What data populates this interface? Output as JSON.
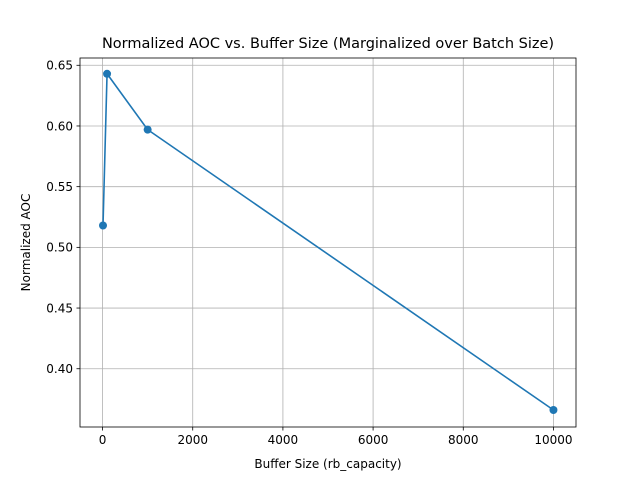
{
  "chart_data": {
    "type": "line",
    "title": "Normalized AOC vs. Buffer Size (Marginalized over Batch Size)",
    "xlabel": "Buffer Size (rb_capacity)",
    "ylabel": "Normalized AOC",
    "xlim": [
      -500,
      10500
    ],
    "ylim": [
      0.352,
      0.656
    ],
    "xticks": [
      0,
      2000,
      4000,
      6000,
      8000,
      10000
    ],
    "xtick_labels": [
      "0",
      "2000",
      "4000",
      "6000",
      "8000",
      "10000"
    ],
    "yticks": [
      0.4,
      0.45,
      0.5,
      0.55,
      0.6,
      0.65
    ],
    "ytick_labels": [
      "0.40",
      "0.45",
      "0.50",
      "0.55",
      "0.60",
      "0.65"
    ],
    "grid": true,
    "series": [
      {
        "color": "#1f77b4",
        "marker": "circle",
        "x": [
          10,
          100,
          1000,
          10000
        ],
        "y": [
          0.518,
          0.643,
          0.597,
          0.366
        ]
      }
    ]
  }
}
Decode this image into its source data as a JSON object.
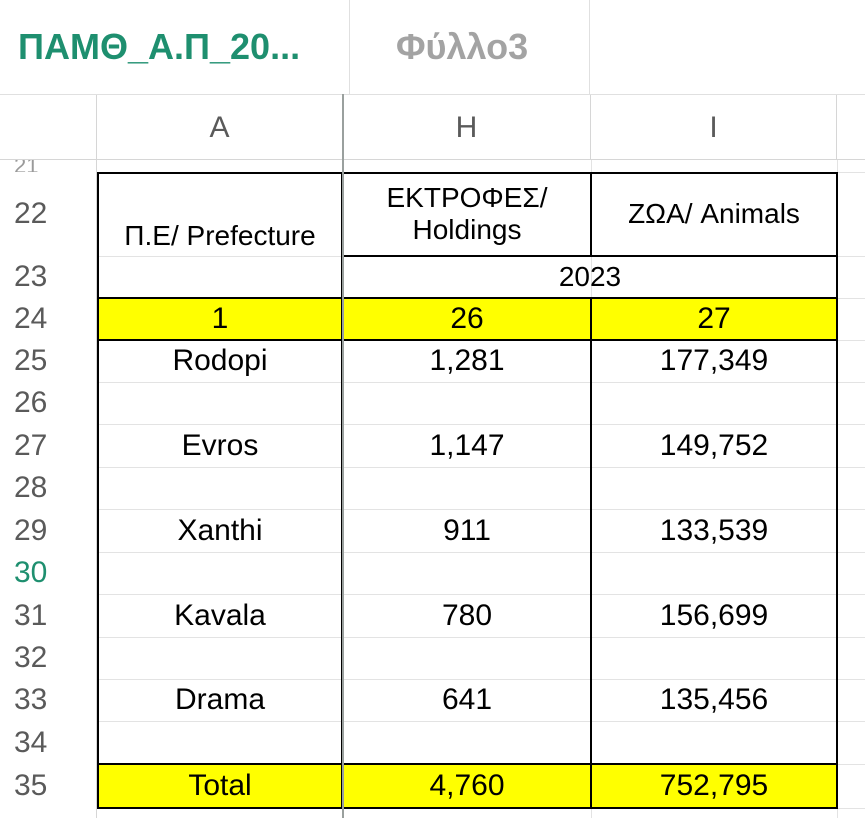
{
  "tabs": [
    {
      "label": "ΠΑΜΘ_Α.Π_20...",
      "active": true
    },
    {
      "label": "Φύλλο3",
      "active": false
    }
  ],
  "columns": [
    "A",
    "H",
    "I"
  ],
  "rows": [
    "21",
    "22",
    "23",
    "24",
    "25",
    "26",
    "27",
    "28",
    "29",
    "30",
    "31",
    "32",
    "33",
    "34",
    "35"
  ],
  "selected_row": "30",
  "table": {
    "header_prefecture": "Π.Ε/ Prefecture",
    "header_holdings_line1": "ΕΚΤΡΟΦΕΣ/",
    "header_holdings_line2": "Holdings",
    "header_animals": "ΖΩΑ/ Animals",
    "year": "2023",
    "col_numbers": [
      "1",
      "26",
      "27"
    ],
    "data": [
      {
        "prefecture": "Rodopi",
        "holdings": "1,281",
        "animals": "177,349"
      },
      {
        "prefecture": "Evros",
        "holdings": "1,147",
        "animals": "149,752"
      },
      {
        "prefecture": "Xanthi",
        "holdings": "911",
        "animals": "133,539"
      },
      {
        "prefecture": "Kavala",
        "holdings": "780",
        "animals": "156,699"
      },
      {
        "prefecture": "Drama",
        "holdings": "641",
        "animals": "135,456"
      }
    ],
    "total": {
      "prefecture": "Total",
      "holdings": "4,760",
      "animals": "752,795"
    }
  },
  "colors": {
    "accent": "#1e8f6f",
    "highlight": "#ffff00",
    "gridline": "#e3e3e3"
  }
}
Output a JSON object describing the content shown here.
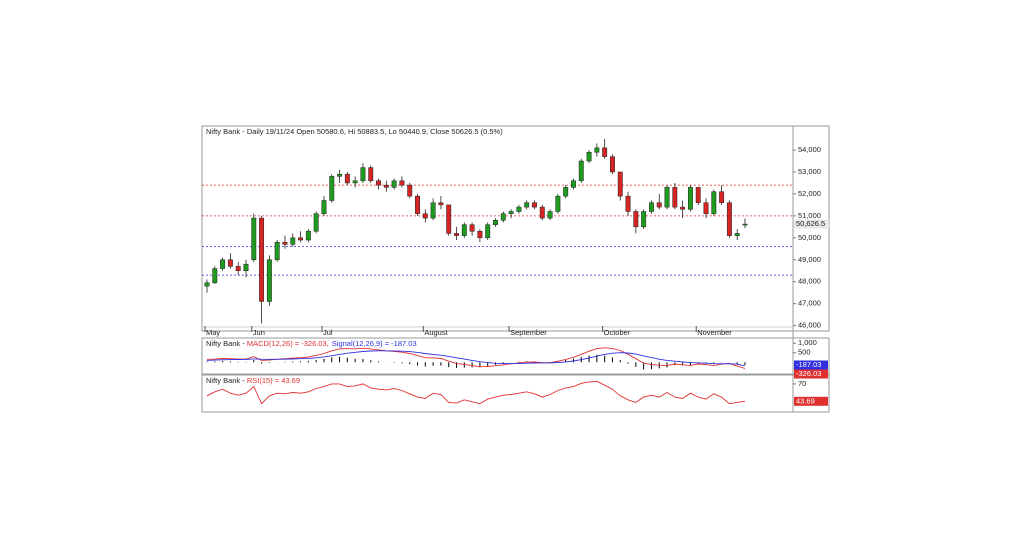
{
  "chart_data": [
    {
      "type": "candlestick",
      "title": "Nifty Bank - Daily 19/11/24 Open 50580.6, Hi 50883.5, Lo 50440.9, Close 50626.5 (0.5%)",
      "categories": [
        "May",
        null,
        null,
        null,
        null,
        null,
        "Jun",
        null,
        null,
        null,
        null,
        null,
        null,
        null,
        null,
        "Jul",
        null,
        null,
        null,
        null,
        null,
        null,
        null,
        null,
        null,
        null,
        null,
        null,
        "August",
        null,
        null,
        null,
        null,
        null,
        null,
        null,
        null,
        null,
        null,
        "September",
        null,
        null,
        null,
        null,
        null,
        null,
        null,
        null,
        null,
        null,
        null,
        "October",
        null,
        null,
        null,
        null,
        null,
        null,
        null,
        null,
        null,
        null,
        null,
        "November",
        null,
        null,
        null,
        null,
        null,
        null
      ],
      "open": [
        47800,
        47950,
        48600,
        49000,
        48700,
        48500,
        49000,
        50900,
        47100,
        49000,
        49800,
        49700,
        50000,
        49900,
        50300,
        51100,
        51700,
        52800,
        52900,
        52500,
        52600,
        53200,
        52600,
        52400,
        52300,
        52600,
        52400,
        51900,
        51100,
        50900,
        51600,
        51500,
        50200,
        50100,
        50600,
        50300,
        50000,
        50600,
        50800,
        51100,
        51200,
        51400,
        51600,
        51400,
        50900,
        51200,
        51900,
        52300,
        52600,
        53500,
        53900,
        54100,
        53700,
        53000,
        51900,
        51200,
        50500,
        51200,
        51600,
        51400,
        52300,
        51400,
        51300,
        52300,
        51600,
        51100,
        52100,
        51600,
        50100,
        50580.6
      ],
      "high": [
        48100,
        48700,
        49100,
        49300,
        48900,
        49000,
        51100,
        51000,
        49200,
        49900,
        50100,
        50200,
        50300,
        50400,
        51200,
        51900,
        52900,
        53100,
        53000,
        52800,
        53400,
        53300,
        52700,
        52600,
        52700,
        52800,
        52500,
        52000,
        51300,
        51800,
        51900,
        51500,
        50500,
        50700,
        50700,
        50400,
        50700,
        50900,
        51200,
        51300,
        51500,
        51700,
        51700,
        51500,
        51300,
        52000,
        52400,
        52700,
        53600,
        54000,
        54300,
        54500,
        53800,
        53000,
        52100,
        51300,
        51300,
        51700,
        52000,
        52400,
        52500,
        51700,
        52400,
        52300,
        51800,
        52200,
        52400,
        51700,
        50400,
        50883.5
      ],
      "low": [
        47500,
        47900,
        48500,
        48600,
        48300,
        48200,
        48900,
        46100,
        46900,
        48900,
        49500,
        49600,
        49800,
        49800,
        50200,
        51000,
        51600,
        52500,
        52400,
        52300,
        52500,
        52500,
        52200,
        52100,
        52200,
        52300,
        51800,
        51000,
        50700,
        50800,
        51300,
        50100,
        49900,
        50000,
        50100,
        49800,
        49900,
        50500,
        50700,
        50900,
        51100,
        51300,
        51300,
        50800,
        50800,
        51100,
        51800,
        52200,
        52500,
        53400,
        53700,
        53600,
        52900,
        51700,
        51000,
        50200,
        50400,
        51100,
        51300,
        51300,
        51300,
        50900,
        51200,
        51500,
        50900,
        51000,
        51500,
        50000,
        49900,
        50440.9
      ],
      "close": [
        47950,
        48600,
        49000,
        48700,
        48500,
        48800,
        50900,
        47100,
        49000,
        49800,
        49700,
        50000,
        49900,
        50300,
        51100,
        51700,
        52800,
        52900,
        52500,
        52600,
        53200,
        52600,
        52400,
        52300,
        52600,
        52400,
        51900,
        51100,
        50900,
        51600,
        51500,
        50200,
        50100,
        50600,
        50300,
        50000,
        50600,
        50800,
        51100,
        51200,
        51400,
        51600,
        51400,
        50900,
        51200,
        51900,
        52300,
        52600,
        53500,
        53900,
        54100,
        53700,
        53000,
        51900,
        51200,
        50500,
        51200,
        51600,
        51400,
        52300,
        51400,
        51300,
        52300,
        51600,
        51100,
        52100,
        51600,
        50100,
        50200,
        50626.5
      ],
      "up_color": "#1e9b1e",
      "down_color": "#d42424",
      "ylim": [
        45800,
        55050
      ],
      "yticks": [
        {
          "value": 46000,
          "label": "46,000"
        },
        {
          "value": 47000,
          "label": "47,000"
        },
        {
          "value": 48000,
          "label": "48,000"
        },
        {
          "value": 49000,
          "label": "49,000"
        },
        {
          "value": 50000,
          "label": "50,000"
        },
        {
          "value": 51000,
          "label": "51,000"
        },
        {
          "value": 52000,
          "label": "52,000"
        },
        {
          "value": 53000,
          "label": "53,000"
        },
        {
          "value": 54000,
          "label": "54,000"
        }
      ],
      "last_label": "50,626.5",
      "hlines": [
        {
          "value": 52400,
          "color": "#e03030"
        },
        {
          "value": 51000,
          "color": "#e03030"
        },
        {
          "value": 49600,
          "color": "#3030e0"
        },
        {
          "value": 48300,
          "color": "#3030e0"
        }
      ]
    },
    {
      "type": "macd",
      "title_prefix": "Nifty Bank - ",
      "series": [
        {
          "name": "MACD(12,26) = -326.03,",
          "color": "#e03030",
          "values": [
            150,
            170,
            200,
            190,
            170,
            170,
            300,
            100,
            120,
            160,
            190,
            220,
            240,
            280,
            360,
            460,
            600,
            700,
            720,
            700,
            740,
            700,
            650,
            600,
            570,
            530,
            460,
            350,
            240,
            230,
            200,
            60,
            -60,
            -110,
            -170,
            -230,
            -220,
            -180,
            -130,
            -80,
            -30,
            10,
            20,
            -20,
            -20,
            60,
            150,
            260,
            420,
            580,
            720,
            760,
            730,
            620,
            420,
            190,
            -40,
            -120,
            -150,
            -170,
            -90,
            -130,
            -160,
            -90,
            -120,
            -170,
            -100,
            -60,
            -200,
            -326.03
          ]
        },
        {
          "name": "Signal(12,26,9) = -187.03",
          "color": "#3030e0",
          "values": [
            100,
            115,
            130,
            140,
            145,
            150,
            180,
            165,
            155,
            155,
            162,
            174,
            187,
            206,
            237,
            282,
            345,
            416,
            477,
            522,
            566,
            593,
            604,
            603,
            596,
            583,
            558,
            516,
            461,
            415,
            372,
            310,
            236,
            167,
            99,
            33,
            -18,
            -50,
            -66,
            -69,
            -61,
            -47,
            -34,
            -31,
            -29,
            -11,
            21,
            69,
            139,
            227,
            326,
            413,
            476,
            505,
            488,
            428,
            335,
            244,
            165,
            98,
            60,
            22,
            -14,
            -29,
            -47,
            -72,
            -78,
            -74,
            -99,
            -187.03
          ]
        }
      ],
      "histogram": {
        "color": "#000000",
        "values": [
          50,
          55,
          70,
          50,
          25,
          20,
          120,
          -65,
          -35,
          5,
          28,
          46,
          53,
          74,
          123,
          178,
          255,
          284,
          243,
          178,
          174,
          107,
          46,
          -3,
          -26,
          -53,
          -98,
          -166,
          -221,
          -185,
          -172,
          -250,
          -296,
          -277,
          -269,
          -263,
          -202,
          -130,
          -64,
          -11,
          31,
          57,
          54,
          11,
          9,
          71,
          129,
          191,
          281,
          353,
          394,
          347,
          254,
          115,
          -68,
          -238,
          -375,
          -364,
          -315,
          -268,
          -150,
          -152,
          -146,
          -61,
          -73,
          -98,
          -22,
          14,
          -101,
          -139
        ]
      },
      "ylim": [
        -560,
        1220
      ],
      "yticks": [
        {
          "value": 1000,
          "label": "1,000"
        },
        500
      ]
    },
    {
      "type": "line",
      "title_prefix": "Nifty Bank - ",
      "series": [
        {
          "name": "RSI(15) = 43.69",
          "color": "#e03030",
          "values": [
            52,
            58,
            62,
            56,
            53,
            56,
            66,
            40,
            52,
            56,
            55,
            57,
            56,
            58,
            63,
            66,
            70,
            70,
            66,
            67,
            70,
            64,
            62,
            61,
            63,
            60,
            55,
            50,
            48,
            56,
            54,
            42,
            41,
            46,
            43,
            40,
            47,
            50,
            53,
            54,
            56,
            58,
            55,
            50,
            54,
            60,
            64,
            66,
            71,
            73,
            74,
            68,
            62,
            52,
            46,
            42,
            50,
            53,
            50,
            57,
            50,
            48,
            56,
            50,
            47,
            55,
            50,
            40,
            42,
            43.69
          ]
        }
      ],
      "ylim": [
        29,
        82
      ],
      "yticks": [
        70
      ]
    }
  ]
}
• • • • •
◆ What you should do:
Of the lines in the material, how many contain the word "object"? Reply with the number and nothing else.

◆ Full output:
2